Retype the material that follows, keeping every word as it is.
--- --- ---
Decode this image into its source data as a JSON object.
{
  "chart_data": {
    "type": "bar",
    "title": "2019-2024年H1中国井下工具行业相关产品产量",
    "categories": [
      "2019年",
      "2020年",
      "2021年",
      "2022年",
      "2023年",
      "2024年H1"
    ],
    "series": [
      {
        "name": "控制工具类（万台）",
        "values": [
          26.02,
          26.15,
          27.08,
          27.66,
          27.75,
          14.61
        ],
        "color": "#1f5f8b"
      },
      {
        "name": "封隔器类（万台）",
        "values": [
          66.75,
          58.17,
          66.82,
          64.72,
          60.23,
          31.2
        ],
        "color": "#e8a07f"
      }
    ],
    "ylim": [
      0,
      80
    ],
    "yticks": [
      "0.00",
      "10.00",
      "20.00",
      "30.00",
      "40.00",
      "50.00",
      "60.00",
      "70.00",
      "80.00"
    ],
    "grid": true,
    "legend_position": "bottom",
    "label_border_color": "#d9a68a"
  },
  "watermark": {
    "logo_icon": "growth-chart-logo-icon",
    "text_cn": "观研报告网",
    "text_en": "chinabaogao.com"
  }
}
--- --- ---
EXERCISE RESPONSE:
Decode this image into its source data as a JSON object.
{
  "chart_data": {
    "type": "bar",
    "title": "2019-2024年H1中国井下工具行业相关产品产量",
    "categories": [
      "2019年",
      "2020年",
      "2021年",
      "2022年",
      "2023年",
      "2024年H1"
    ],
    "series": [
      {
        "name": "控制工具类（万台）",
        "values": [
          26.02,
          26.15,
          27.08,
          27.66,
          27.75,
          14.61
        ],
        "color": "#1f5f8b"
      },
      {
        "name": "封隔器类（万台）",
        "values": [
          66.75,
          58.17,
          66.82,
          64.72,
          60.23,
          31.2
        ],
        "color": "#e8a07f"
      }
    ],
    "ylim": [
      0,
      80
    ],
    "yticks": [
      "0.00",
      "10.00",
      "20.00",
      "30.00",
      "40.00",
      "50.00",
      "60.00",
      "70.00",
      "80.00"
    ],
    "grid": true,
    "legend_position": "bottom",
    "label_border_color": "#d9a68a"
  },
  "watermark": {
    "logo_icon": "growth-chart-logo-icon",
    "text_cn": "观研报告网",
    "text_en": "chinabaogao.com"
  }
}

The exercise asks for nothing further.